*Task*.
All of the material below is to be returned exactly.
━━━━━ Record set
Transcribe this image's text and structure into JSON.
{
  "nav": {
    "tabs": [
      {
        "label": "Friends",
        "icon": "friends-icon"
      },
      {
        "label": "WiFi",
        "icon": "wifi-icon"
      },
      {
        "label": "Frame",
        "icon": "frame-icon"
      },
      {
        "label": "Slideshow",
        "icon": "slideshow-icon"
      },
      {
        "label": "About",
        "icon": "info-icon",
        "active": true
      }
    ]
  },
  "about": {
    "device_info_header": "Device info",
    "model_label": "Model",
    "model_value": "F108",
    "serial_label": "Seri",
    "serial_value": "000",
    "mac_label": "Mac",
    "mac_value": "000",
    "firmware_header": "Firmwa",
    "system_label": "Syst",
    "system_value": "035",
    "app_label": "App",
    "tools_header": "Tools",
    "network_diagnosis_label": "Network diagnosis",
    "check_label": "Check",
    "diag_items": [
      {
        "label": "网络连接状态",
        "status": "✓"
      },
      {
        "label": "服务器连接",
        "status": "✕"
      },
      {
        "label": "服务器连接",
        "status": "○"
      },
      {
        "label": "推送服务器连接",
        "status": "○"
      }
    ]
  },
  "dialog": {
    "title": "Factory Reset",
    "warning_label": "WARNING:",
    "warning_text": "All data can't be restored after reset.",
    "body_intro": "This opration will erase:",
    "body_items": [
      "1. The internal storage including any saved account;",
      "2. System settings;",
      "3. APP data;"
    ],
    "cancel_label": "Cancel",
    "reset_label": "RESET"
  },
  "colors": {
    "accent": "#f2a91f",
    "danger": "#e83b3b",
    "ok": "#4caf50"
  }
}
━━━━━━━━━━
*Written answer*.
Transcribe this image's text and structure into JSON.
{
  "nav": {
    "tabs": [
      {
        "label": "Friends",
        "icon": "friends-icon"
      },
      {
        "label": "WiFi",
        "icon": "wifi-icon"
      },
      {
        "label": "Frame",
        "icon": "frame-icon"
      },
      {
        "label": "Slideshow",
        "icon": "slideshow-icon"
      },
      {
        "label": "About",
        "icon": "info-icon",
        "active": true
      }
    ]
  },
  "about": {
    "device_info_header": "Device info",
    "model_label": "Model",
    "model_value": "F108",
    "serial_label": "Seri",
    "serial_value": "000",
    "mac_label": "Mac",
    "mac_value": "000",
    "firmware_header": "Firmwa",
    "system_label": "Syst",
    "system_value": "035",
    "app_label": "App",
    "tools_header": "Tools",
    "network_diagnosis_label": "Network diagnosis",
    "check_label": "Check",
    "diag_items": [
      {
        "label": "网络连接状态",
        "status": "✓"
      },
      {
        "label": "服务器连接",
        "status": "✕"
      },
      {
        "label": "服务器连接",
        "status": "○"
      },
      {
        "label": "推送服务器连接",
        "status": "○"
      }
    ]
  },
  "dialog": {
    "title": "Factory Reset",
    "warning_label": "WARNING:",
    "warning_text": "All data can't be restored after reset.",
    "body_intro": "This opration will erase:",
    "body_items": [
      "1. The internal storage including any saved account;",
      "2. System settings;",
      "3. APP data;"
    ],
    "cancel_label": "Cancel",
    "reset_label": "RESET"
  },
  "colors": {
    "accent": "#f2a91f",
    "danger": "#e83b3b",
    "ok": "#4caf50"
  }
}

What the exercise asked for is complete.